▸ Exercise details
For this exercise, write out exactly the lines from the line containing "Output the text content of this document." through the last line of the records, and no other lines.

▸ Records of document pages and text
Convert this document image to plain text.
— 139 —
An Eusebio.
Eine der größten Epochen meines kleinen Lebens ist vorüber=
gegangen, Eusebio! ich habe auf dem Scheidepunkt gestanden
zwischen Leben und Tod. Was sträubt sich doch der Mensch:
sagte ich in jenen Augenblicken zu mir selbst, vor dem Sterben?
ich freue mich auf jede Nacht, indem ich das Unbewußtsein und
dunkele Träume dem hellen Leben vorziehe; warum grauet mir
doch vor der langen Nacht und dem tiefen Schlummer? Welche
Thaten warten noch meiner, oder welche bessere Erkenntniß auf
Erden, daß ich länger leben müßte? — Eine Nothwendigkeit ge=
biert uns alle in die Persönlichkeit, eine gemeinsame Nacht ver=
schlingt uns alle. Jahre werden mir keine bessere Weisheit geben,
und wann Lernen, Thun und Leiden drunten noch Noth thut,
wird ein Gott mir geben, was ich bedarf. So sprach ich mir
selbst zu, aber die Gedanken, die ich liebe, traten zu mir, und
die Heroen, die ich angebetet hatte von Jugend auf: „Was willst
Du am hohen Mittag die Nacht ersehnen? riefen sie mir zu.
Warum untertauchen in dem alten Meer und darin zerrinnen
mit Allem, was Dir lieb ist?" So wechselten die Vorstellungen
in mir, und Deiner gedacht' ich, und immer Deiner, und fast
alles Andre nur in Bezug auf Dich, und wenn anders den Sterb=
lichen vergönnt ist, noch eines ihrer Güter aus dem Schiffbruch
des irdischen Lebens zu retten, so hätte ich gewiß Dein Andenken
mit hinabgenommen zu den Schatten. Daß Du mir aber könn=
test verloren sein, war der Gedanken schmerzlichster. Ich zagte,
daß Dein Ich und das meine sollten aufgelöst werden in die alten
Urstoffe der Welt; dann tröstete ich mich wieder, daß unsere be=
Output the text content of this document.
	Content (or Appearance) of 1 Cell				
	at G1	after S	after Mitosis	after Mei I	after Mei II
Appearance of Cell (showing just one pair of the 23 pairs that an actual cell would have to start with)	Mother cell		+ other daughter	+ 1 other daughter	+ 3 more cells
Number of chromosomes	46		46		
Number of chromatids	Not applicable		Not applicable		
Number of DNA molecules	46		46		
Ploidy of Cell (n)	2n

▸ Solution below
Output the text content of this document.
	Content (or Appearance) of 1 Cell				
	at G1	after S	after Mitosis	after Mei I	after Mei II
Appearance of Cell (showing just one pair of the 23 pairs that an actual cell would have to start with)	Mother cell		+ other daughter	+ 1 other daughter	+ 3 more cells
Number of chromosomes	46		46		
Number of chromatids	Not applicable		Not applicable		
Number of DNA molecules	46		46		
Ploidy of Cell (n)	2n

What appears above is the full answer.